* _REQUIRED TASK_
Look over the lines below. Report each one that includes the string "rounds".

+++ SUPPLIED MATERIAL

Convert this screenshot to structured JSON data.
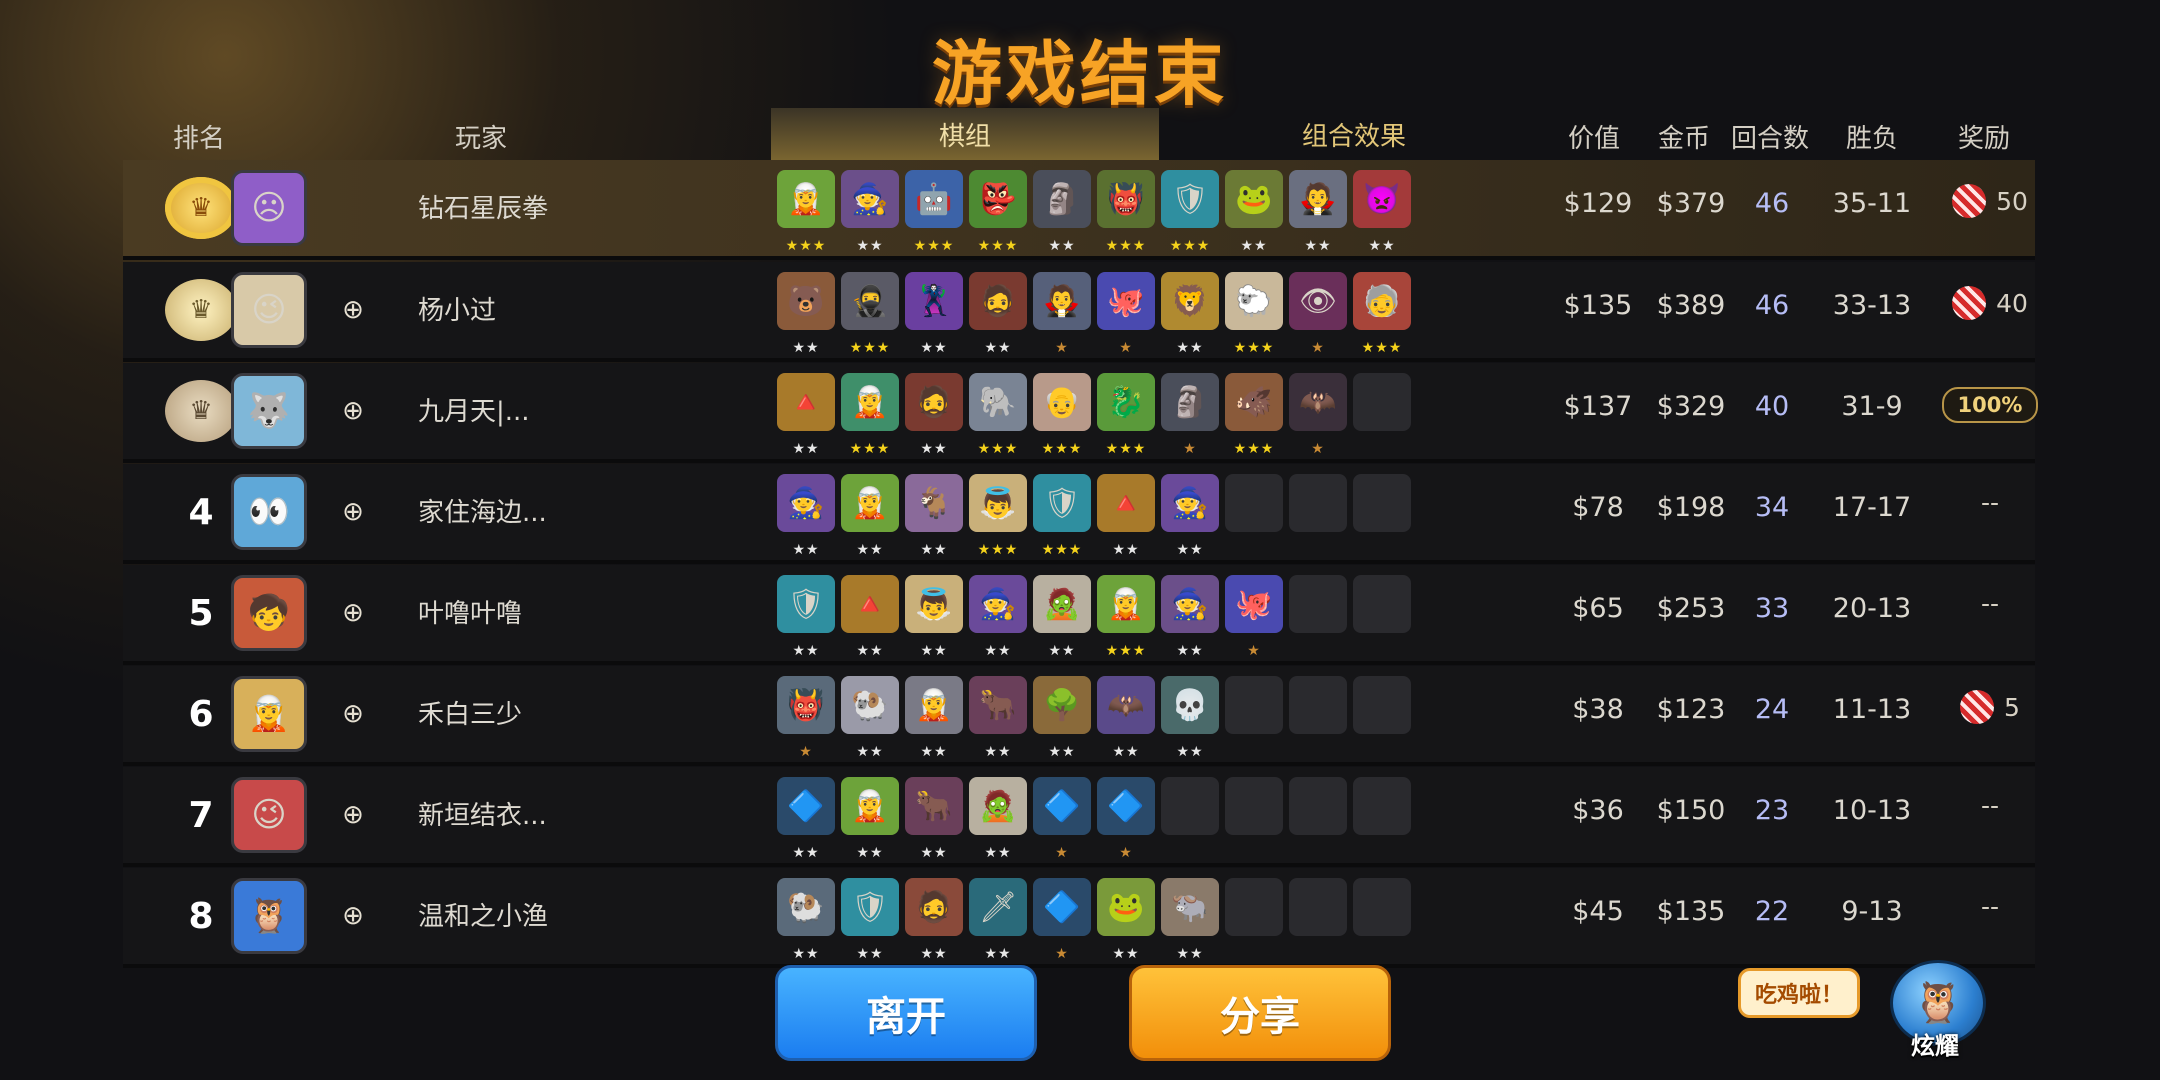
{
  "title": "游戏结束",
  "headers": {
    "rank": "排名",
    "player": "玩家",
    "value": "价值",
    "gold": "金币",
    "rounds": "回合数",
    "winloss": "胜负",
    "reward": "奖励"
  },
  "tabs": {
    "lineup": "棋组",
    "synergy": "组合效果"
  },
  "rows": [
    {
      "rank": "",
      "medal": "gold",
      "avatar_color": "#8f5ec8",
      "avatar_icon": "☹",
      "name": "钻石星辰拳",
      "value": "$129",
      "gold": "$379",
      "rounds": "46",
      "winloss": "35-11",
      "reward_type": "candy",
      "reward": "50",
      "show_add": false,
      "pieces": [
        {
          "c": "#6da33a",
          "i": "🧝",
          "s": 3,
          "t": "gold"
        },
        {
          "c": "#6b4f8a",
          "i": "🧙",
          "s": 2,
          "t": "silver"
        },
        {
          "c": "#3c63a8",
          "i": "🤖",
          "s": 3,
          "t": "gold"
        },
        {
          "c": "#4d8a32",
          "i": "👺",
          "s": 3,
          "t": "gold"
        },
        {
          "c": "#4a4e5a",
          "i": "🗿",
          "s": 2,
          "t": "silver"
        },
        {
          "c": "#5a7030",
          "i": "👹",
          "s": 3,
          "t": "gold"
        },
        {
          "c": "#2f8fa0",
          "i": "🛡",
          "s": 3,
          "t": "gold"
        },
        {
          "c": "#6b7a35",
          "i": "🐸",
          "s": 2,
          "t": "silver"
        },
        {
          "c": "#6a6f80",
          "i": "🧛",
          "s": 2,
          "t": "silver"
        },
        {
          "c": "#a33a3a",
          "i": "👿",
          "s": 2,
          "t": "silver"
        }
      ]
    },
    {
      "rank": "",
      "medal": "silver",
      "avatar_color": "#d8c9a8",
      "avatar_icon": "😉",
      "name": "杨小过",
      "value": "$135",
      "gold": "$389",
      "rounds": "46",
      "winloss": "33-13",
      "reward_type": "candy",
      "reward": "40",
      "show_add": true,
      "pieces": [
        {
          "c": "#8a5a3a",
          "i": "🐻",
          "s": 2,
          "t": "silver"
        },
        {
          "c": "#5a5a66",
          "i": "🥷",
          "s": 3,
          "t": "gold"
        },
        {
          "c": "#6a3fa0",
          "i": "🦹",
          "s": 2,
          "t": "silver"
        },
        {
          "c": "#7a3a30",
          "i": "🧔",
          "s": 2,
          "t": "silver"
        },
        {
          "c": "#56607a",
          "i": "🧛",
          "s": 1,
          "t": "bronze"
        },
        {
          "c": "#4a4ab0",
          "i": "🐙",
          "s": 1,
          "t": "bronze"
        },
        {
          "c": "#b08a30",
          "i": "🦁",
          "s": 2,
          "t": "silver"
        },
        {
          "c": "#c9b89a",
          "i": "🐑",
          "s": 3,
          "t": "gold"
        },
        {
          "c": "#6a2f5a",
          "i": "👁",
          "s": 1,
          "t": "bronze"
        },
        {
          "c": "#a8453a",
          "i": "🧓",
          "s": 3,
          "t": "gold"
        }
      ]
    },
    {
      "rank": "",
      "medal": "bronze",
      "avatar_color": "#7fb7d8",
      "avatar_icon": "🐺",
      "name": "九月天|...",
      "value": "$137",
      "gold": "$329",
      "rounds": "40",
      "winloss": "31-9",
      "reward_type": "percent",
      "reward": "100%",
      "show_add": true,
      "pieces": [
        {
          "c": "#a87a2a",
          "i": "🔺",
          "s": 2,
          "t": "silver"
        },
        {
          "c": "#3f8f6a",
          "i": "🧝",
          "s": 3,
          "t": "gold"
        },
        {
          "c": "#7a3a30",
          "i": "🧔",
          "s": 2,
          "t": "silver"
        },
        {
          "c": "#7a8494",
          "i": "🐘",
          "s": 3,
          "t": "gold"
        },
        {
          "c": "#b89a8a",
          "i": "👴",
          "s": 3,
          "t": "gold"
        },
        {
          "c": "#5a9a3a",
          "i": "🐉",
          "s": 3,
          "t": "gold"
        },
        {
          "c": "#4a4e5a",
          "i": "🗿",
          "s": 1,
          "t": "bronze"
        },
        {
          "c": "#8a5a3a",
          "i": "🐗",
          "s": 3,
          "t": "gold"
        },
        {
          "c": "#3a2f3a",
          "i": "🦇",
          "s": 1,
          "t": "bronze"
        },
        {
          "c": "",
          "i": "",
          "s": 0,
          "t": ""
        }
      ]
    },
    {
      "rank": "4",
      "medal": "",
      "avatar_color": "#5fa8d8",
      "avatar_icon": "👀",
      "name": "家住海边...",
      "value": "$78",
      "gold": "$198",
      "rounds": "34",
      "winloss": "17-17",
      "reward_type": "none",
      "reward": "--",
      "show_add": true,
      "pieces": [
        {
          "c": "#6a4a9a",
          "i": "🧙",
          "s": 2,
          "t": "silver"
        },
        {
          "c": "#6da33a",
          "i": "🧝",
          "s": 2,
          "t": "silver"
        },
        {
          "c": "#8a6a9a",
          "i": "🐐",
          "s": 2,
          "t": "silver"
        },
        {
          "c": "#c9b07a",
          "i": "👼",
          "s": 3,
          "t": "gold"
        },
        {
          "c": "#2f8fa0",
          "i": "🛡",
          "s": 3,
          "t": "gold"
        },
        {
          "c": "#a87a2a",
          "i": "🔺",
          "s": 2,
          "t": "silver"
        },
        {
          "c": "#6a4a9a",
          "i": "🧙",
          "s": 2,
          "t": "silver"
        },
        {
          "c": "",
          "i": "",
          "s": 0,
          "t": ""
        },
        {
          "c": "",
          "i": "",
          "s": 0,
          "t": ""
        },
        {
          "c": "",
          "i": "",
          "s": 0,
          "t": ""
        }
      ]
    },
    {
      "rank": "5",
      "medal": "",
      "avatar_color": "#c85a3a",
      "avatar_icon": "🧒",
      "name": "叶噜叶噜",
      "value": "$65",
      "gold": "$253",
      "rounds": "33",
      "winloss": "20-13",
      "reward_type": "none",
      "reward": "--",
      "show_add": true,
      "pieces": [
        {
          "c": "#2f8fa0",
          "i": "🛡",
          "s": 2,
          "t": "silver"
        },
        {
          "c": "#a87a2a",
          "i": "🔺",
          "s": 2,
          "t": "silver"
        },
        {
          "c": "#c9b07a",
          "i": "👼",
          "s": 2,
          "t": "silver"
        },
        {
          "c": "#6a4a9a",
          "i": "🧙",
          "s": 2,
          "t": "silver"
        },
        {
          "c": "#b8b0a0",
          "i": "🧟",
          "s": 2,
          "t": "silver"
        },
        {
          "c": "#6da33a",
          "i": "🧝",
          "s": 3,
          "t": "gold"
        },
        {
          "c": "#6b4f8a",
          "i": "🧙",
          "s": 2,
          "t": "silver"
        },
        {
          "c": "#4a4ab0",
          "i": "🐙",
          "s": 1,
          "t": "bronze"
        },
        {
          "c": "",
          "i": "",
          "s": 0,
          "t": ""
        },
        {
          "c": "",
          "i": "",
          "s": 0,
          "t": ""
        }
      ]
    },
    {
      "rank": "6",
      "medal": "",
      "avatar_color": "#d8b05a",
      "avatar_icon": "🧝",
      "name": "禾白三少",
      "value": "$38",
      "gold": "$123",
      "rounds": "24",
      "winloss": "11-13",
      "reward_type": "candy",
      "reward": "5",
      "show_add": true,
      "pieces": [
        {
          "c": "#5a6a7a",
          "i": "👹",
          "s": 1,
          "t": "bronze"
        },
        {
          "c": "#9a9aa8",
          "i": "🐏",
          "s": 2,
          "t": "silver"
        },
        {
          "c": "#7a7a86",
          "i": "🧝",
          "s": 2,
          "t": "silver"
        },
        {
          "c": "#6a3f5a",
          "i": "🐂",
          "s": 2,
          "t": "silver"
        },
        {
          "c": "#8a6a3a",
          "i": "🌳",
          "s": 2,
          "t": "silver"
        },
        {
          "c": "#5a4a8a",
          "i": "🦇",
          "s": 2,
          "t": "silver"
        },
        {
          "c": "#4a6a6a",
          "i": "💀",
          "s": 2,
          "t": "silver"
        },
        {
          "c": "",
          "i": "",
          "s": 0,
          "t": ""
        },
        {
          "c": "",
          "i": "",
          "s": 0,
          "t": ""
        },
        {
          "c": "",
          "i": "",
          "s": 0,
          "t": ""
        }
      ]
    },
    {
      "rank": "7",
      "medal": "",
      "avatar_color": "#c84a4a",
      "avatar_icon": "😉",
      "name": "新垣结衣...",
      "value": "$36",
      "gold": "$150",
      "rounds": "23",
      "winloss": "10-13",
      "reward_type": "none",
      "reward": "--",
      "show_add": true,
      "pieces": [
        {
          "c": "#2a4a6a",
          "i": "🔷",
          "s": 2,
          "t": "silver"
        },
        {
          "c": "#6da33a",
          "i": "🧝",
          "s": 2,
          "t": "silver"
        },
        {
          "c": "#6a3f5a",
          "i": "🐂",
          "s": 2,
          "t": "silver"
        },
        {
          "c": "#b8b0a0",
          "i": "🧟",
          "s": 2,
          "t": "silver"
        },
        {
          "c": "#2a4a6a",
          "i": "🔷",
          "s": 1,
          "t": "bronze"
        },
        {
          "c": "#2a4a6a",
          "i": "🔷",
          "s": 1,
          "t": "bronze"
        },
        {
          "c": "",
          "i": "",
          "s": 0,
          "t": ""
        },
        {
          "c": "",
          "i": "",
          "s": 0,
          "t": ""
        },
        {
          "c": "",
          "i": "",
          "s": 0,
          "t": ""
        },
        {
          "c": "",
          "i": "",
          "s": 0,
          "t": ""
        }
      ]
    },
    {
      "rank": "8",
      "medal": "",
      "avatar_color": "#3a7ad8",
      "avatar_icon": "🦉",
      "name": "温和之小渔",
      "value": "$45",
      "gold": "$135",
      "rounds": "22",
      "winloss": "9-13",
      "reward_type": "none",
      "reward": "--",
      "show_add": true,
      "pieces": [
        {
          "c": "#5a6a7a",
          "i": "🐏",
          "s": 2,
          "t": "silver"
        },
        {
          "c": "#2f8fa0",
          "i": "🛡",
          "s": 2,
          "t": "silver"
        },
        {
          "c": "#8a4a3a",
          "i": "🧔",
          "s": 2,
          "t": "silver"
        },
        {
          "c": "#2a6a7a",
          "i": "🗡",
          "s": 2,
          "t": "silver"
        },
        {
          "c": "#2a4a6a",
          "i": "🔷",
          "s": 1,
          "t": "bronze"
        },
        {
          "c": "#7a9a3a",
          "i": "🐸",
          "s": 2,
          "t": "silver"
        },
        {
          "c": "#8a7a6a",
          "i": "🐃",
          "s": 2,
          "t": "silver"
        },
        {
          "c": "",
          "i": "",
          "s": 0,
          "t": ""
        },
        {
          "c": "",
          "i": "",
          "s": 0,
          "t": ""
        },
        {
          "c": "",
          "i": "",
          "s": 0,
          "t": ""
        }
      ]
    }
  ],
  "buttons": {
    "leave": "离开",
    "share": "分享"
  },
  "bubble": "吃鸡啦！",
  "mascot_label": "炫耀"
}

++++++

* _FULL SOLUTION_
    "rounds": "回合数",
      "rounds": "46",
      "rounds": "46",
      "rounds": "40",
      "rounds": "34",
      "rounds": "33",
      "rounds": "24",
      "rounds": "23",
      "rounds": "22",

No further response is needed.